▸ **Task directions**
Count every line that includes the string "اسطوره" in the entries that follow. Nothing besides the number is needed.

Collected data
---

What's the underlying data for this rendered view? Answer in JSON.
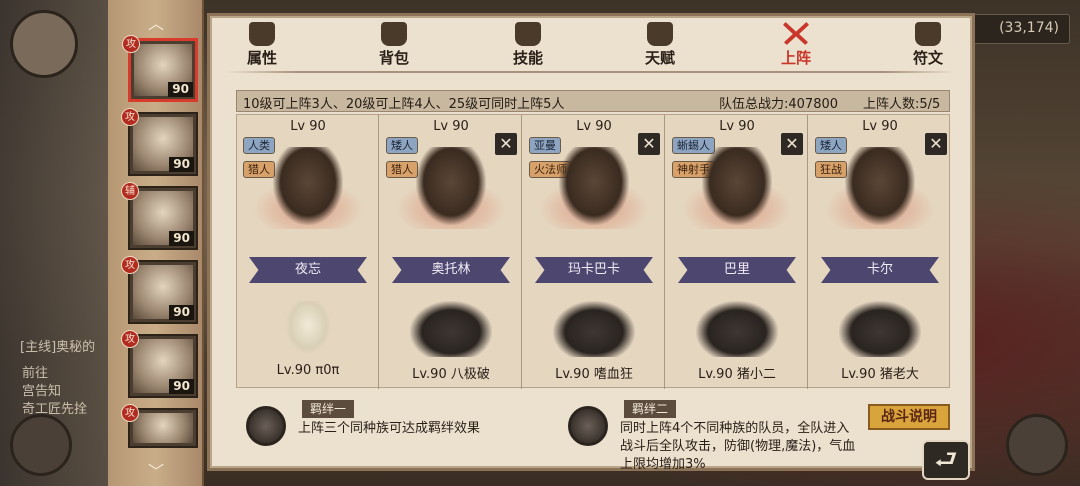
{
  "background": {
    "left_texts": [
      "[主线]奥秘的",
      "前往",
      "宫告知",
      "奇工匠先拴"
    ],
    "coordinates": "(33,174)"
  },
  "hero_strip": {
    "up_arrow": "︿",
    "down_arrow": "﹀",
    "slots": [
      {
        "badge": "攻",
        "level": "90",
        "selected": true
      },
      {
        "badge": "攻",
        "level": "90",
        "selected": false
      },
      {
        "badge": "辅",
        "level": "90",
        "selected": false
      },
      {
        "badge": "攻",
        "level": "90",
        "selected": false
      },
      {
        "badge": "攻",
        "level": "90",
        "selected": false
      },
      {
        "badge": "攻",
        "level": "",
        "selected": false
      }
    ]
  },
  "tabs": [
    {
      "label": "属性",
      "icon": "flame-icon"
    },
    {
      "label": "背包",
      "icon": "bag-icon"
    },
    {
      "label": "技能",
      "icon": "book-icon"
    },
    {
      "label": "天赋",
      "icon": "eye-icon"
    },
    {
      "label": "上阵",
      "icon": "crossed-swords-icon",
      "active": true
    },
    {
      "label": "符文",
      "icon": "rune-icon"
    }
  ],
  "info_bar": {
    "rule": "10级可上阵3人、20级可上阵4人、25级可同时上阵5人",
    "power": "队伍总战力:407800",
    "count": "上阵人数:5/5"
  },
  "team": [
    {
      "level": "Lv 90",
      "race": "人类",
      "cls": "猎人",
      "name": "夜忘",
      "pet": "Lv.90 π0π",
      "closable": false,
      "pet_kind": "egg"
    },
    {
      "level": "Lv 90",
      "race": "矮人",
      "cls": "猎人",
      "name": "奥托林",
      "pet": "Lv.90 八极破",
      "closable": true,
      "pet_kind": "beast"
    },
    {
      "level": "Lv 90",
      "race": "亚曼",
      "cls": "火法师",
      "name": "玛卡巴卡",
      "pet": "Lv.90 嗜血狂",
      "closable": true,
      "pet_kind": "beast"
    },
    {
      "level": "Lv 90",
      "race": "蜥蜴人",
      "cls": "神射手",
      "name": "巴里",
      "pet": "Lv.90 猪小二",
      "closable": true,
      "pet_kind": "boar"
    },
    {
      "level": "Lv 90",
      "race": "矮人",
      "cls": "狂战",
      "name": "卡尔",
      "pet": "Lv.90 猪老大",
      "closable": true,
      "pet_kind": "boar"
    }
  ],
  "bonds": [
    {
      "title": "羁绊一",
      "desc": [
        "上阵三个同种族可达成羁绊效果"
      ]
    },
    {
      "title": "羁绊二",
      "desc": [
        "同时上阵4个不同种族的队员，全队进入",
        "战斗后全队攻击，防御(物理,魔法)，气血",
        "上限均增加3%"
      ]
    }
  ],
  "buttons": {
    "battle_info": "战斗说明",
    "close": "✕",
    "return": "⮐"
  }
}
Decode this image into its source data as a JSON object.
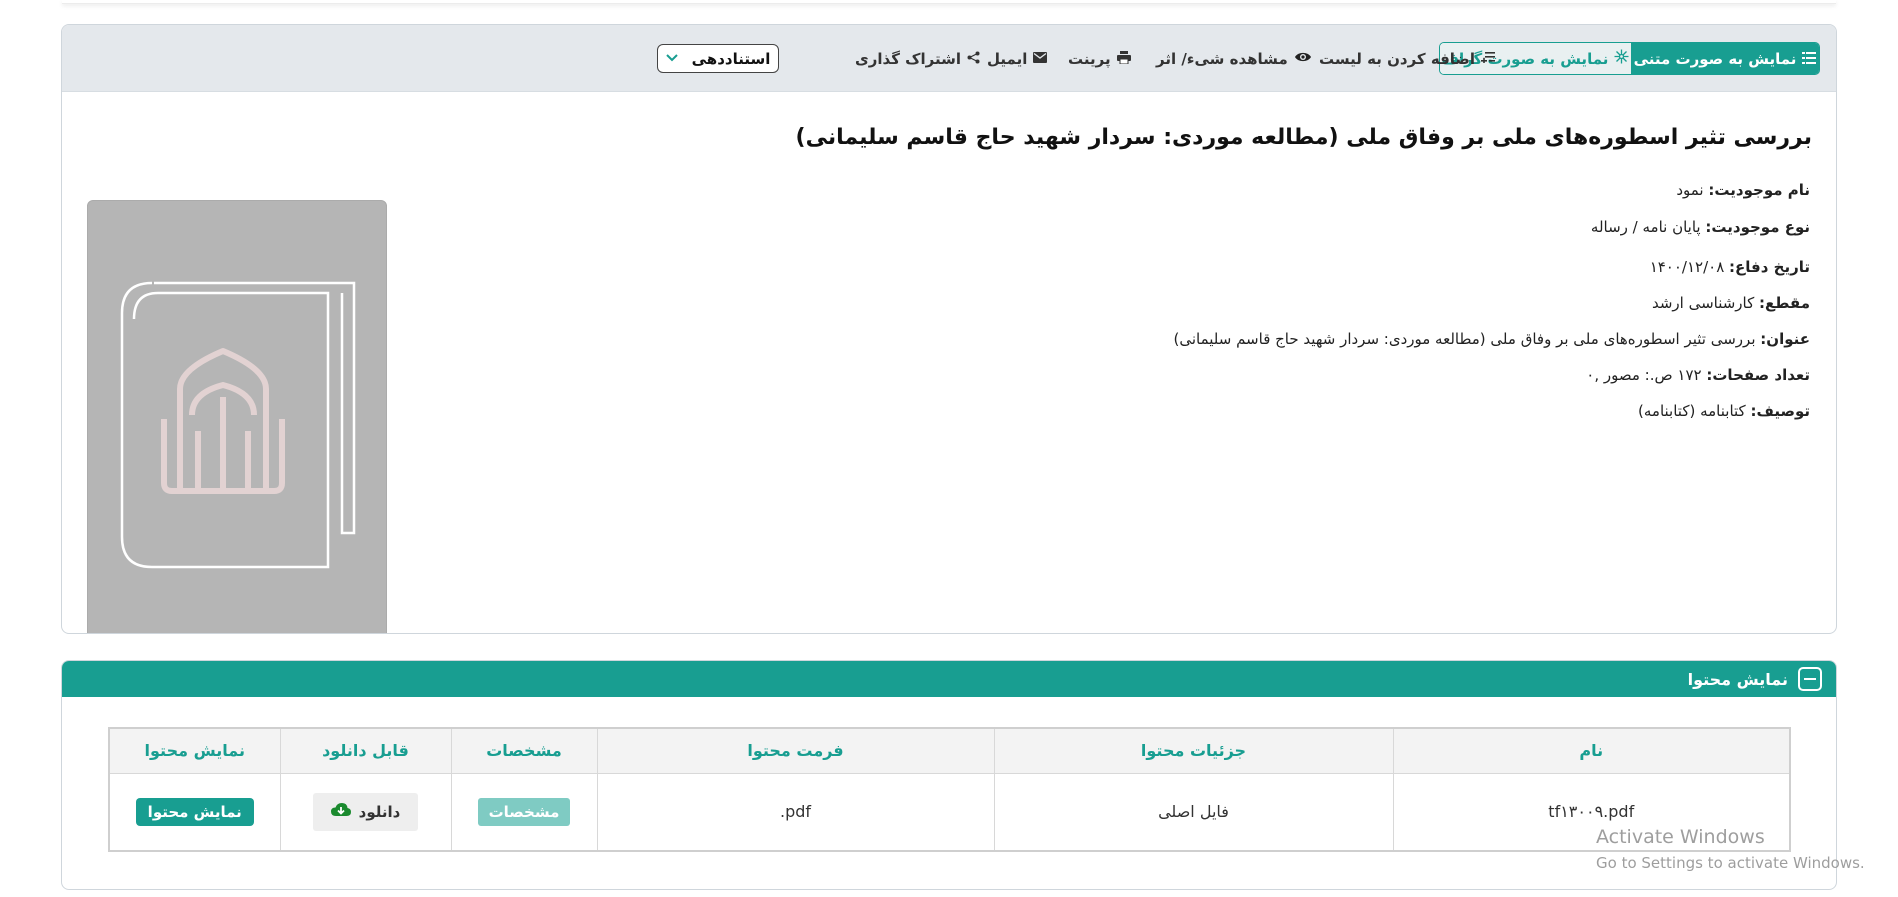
{
  "toolbar": {
    "view_text": "نمایش به صورت متنی",
    "view_graph": "نمایش به صورت گراف",
    "add_to_list": "اضافه کردن به لیست",
    "view_object": "مشاهده شیء/ اثر",
    "print": "پرینت",
    "email": "ایمیل",
    "share": "اشتراک گذاری",
    "cite": "استناددهی"
  },
  "record": {
    "title": "بررسی تثیر اسطوره‌های ملی بر وفاق ملی (مطالعه موردی: سردار شهید حاج قاسم سلیمانی)",
    "fields": [
      {
        "label": "نام موجودیت:",
        "value": "نمود"
      },
      {
        "label": "نوع موجودیت:",
        "value": "پایان نامه / رساله"
      },
      {
        "label": "تاریخ دفاع:",
        "value": "۱۴۰۰/۱۲/۰۸"
      },
      {
        "label": "مقطع:",
        "value": "کارشناسی ارشد"
      },
      {
        "label": "عنوان:",
        "value": "بررسی تثیر اسطوره‌های ملی بر وفاق ملی (مطالعه موردی: سردار شهید حاج قاسم سلیمانی)"
      },
      {
        "label": "تعداد صفحات:",
        "value": "۱۷۲ ص.: مصور ,۰"
      },
      {
        "label": "توصیف:",
        "value": "کتابنامه (کتابنامه)"
      }
    ]
  },
  "content": {
    "header": "نمایش محتوا",
    "columns": [
      "نام",
      "جزئیات محتوا",
      "فرمت محتوا",
      "مشخصات",
      "قابل دانلود",
      "نمایش محتوا"
    ],
    "rows": [
      {
        "name": "tf۱۳۰۰۹.pdf",
        "details": "فایل اصلی",
        "format": "pdf.",
        "specs_label": "مشخصات",
        "download_label": "دانلود",
        "show_label": "نمایش محتوا"
      }
    ]
  },
  "watermark": {
    "line1": "Activate Windows",
    "line2": "Go to Settings to activate Windows."
  },
  "colors": {
    "accent": "#189e91",
    "toolbar_bg": "#e4e8ec",
    "cover_bg": "#b5b5b5",
    "download_icon": "#1a8a2e"
  }
}
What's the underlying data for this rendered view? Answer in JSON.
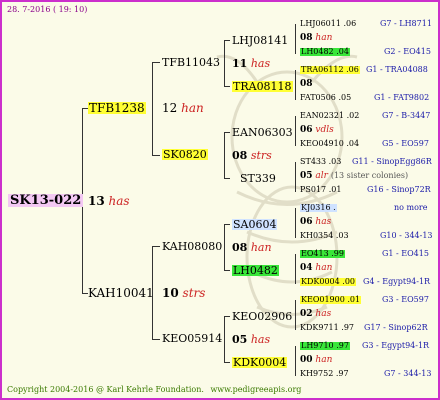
{
  "header": {
    "date": "28. 7-2016 ( 19: 10)"
  },
  "subject": {
    "name": "SK13-022"
  },
  "gen1": {
    "top": {
      "name": "TFB1238",
      "num": "13",
      "race": "has"
    },
    "bottom": {
      "name": "KAH10041",
      "num": "10",
      "race": "strs"
    }
  },
  "gen2": [
    {
      "name": "TFB11043",
      "num": "11",
      "race": "has"
    },
    {
      "name": "SK0820",
      "num": "12",
      "race": "han"
    },
    {
      "name": "KAH08080",
      "num": "08",
      "race": "han"
    },
    {
      "name": "KEO05914",
      "num": "10",
      "race": "strs"
    }
  ],
  "gen3": [
    {
      "name": "LHJ08141",
      "num": "08",
      "race": "has"
    },
    {
      "name": "TRA08118",
      "num": "08",
      "race": ""
    },
    {
      "name": "EAN06303",
      "num": "08",
      "race": "strs"
    },
    {
      "name": "ST339",
      "num": "05",
      "race": "alr"
    },
    {
      "name": "SA0604",
      "num": "06",
      "race": "has"
    },
    {
      "name": "LH0482",
      "num": "04",
      "race": "han"
    },
    {
      "name": "KEO02906",
      "num": "02",
      "race": "has"
    },
    {
      "name": "KDK0004",
      "num": "00",
      "race": "han"
    }
  ],
  "gen3_side": [
    {
      "num": "11",
      "race": "has"
    },
    {
      "num": "12",
      "race": "han"
    },
    {
      "num": "08",
      "race": "strs"
    },
    {
      "num": "",
      "race": ""
    },
    {
      "num": "08",
      "race": "han"
    },
    {
      "num": "10",
      "race": "strs"
    },
    {
      "num": "05",
      "race": "has"
    },
    {
      "num": "",
      "race": ""
    }
  ],
  "gen4": [
    {
      "top": {
        "name": "LHJ06011",
        "year": ".06",
        "ref": "G7 - LH8711"
      },
      "num": "08",
      "race": "han",
      "bottom": {
        "name": "LH0482",
        "year": ".04",
        "ref": "G2 - EO415"
      }
    },
    {
      "top": {
        "name": "TRA06112",
        "year": ".06",
        "ref": "G1 - TRA04088"
      },
      "num": "08",
      "race": "",
      "bottom": {
        "name": "FAT0506",
        "year": ".05",
        "ref": "G1 - FAT9802"
      }
    },
    {
      "top": {
        "name": "EAN02321",
        "year": ".02",
        "ref": "G7 - B-3447"
      },
      "num": "06",
      "race": "vdls",
      "bottom": {
        "name": "KEO04910",
        "year": ".04",
        "ref": "G5 - EO597"
      }
    },
    {
      "top": {
        "name": "ST433",
        "year": ".03",
        "ref": "G11 - SinopEgg86R"
      },
      "num": "05",
      "race": "alr",
      "note": "(13 sister colonies)",
      "bottom": {
        "name": "PS017",
        "year": ".01",
        "ref": "G16 - Sinop72R"
      }
    },
    {
      "top": {
        "name": "KJ0316",
        "year": ".",
        "ref": "no more"
      },
      "num": "06",
      "race": "has",
      "bottom": {
        "name": "KH0354",
        "year": ".03",
        "ref": "G10 - 344-13"
      }
    },
    {
      "top": {
        "name": "EO413",
        "year": ".99",
        "ref": "G1 - EO415"
      },
      "num": "04",
      "race": "han",
      "bottom": {
        "name": "KDK0004",
        "year": ".00",
        "ref": "G4 - Egypt94-1R"
      }
    },
    {
      "top": {
        "name": "KEO01900",
        "year": ".01",
        "ref": "G3 - EO597"
      },
      "num": "02",
      "race": "has",
      "bottom": {
        "name": "KDK9711",
        "year": ".97",
        "ref": "G17 - Sinop62R"
      }
    },
    {
      "top": {
        "name": "LH9710",
        "year": ".97",
        "ref": "G3 - Egypt94-1R"
      },
      "num": "00",
      "race": "han",
      "bottom": {
        "name": "KH9752",
        "year": ".97",
        "ref": "G7 - 344-13"
      }
    }
  ],
  "footer": {
    "copyright": "Copyright 2004-2016 @ Karl Kehrle Foundation.",
    "site": "www.pedigreeapis.org"
  }
}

---

▸ **Response to the task**
2